Problem to solve —
Reproduce the listing below in its entirety. Change nothing.

Rows —
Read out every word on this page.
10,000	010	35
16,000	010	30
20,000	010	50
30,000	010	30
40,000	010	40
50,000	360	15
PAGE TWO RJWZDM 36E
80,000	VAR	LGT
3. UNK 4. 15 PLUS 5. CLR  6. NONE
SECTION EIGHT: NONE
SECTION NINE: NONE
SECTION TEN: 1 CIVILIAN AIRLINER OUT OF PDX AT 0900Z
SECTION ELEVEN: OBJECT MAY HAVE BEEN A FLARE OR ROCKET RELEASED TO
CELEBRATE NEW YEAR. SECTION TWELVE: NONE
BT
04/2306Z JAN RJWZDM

Answer below —
Read out every word on this page.
10,000	010	35
16,000	010	30
20,000	010	50
30,000	010	30
40,000	010	40
50,000	360	15
PAGE TWO RJWZDM 36E
80,000	VAR	LGT
3. UNK 4. 15 PLUS 5. CLR  6. NONE
SECTION EIGHT: NONE
SECTION NINE: NONE
SECTION TEN: 1 CIVILIAN AIRLINER OUT OF PDX AT 0900Z
SECTION ELEVEN: OBJECT MAY HAVE BEEN A FLARE OR ROCKET RELEASED TO
CELEBRATE NEW YEAR. SECTION TWELVE: NONE
BT
04/2306Z JAN RJWZDM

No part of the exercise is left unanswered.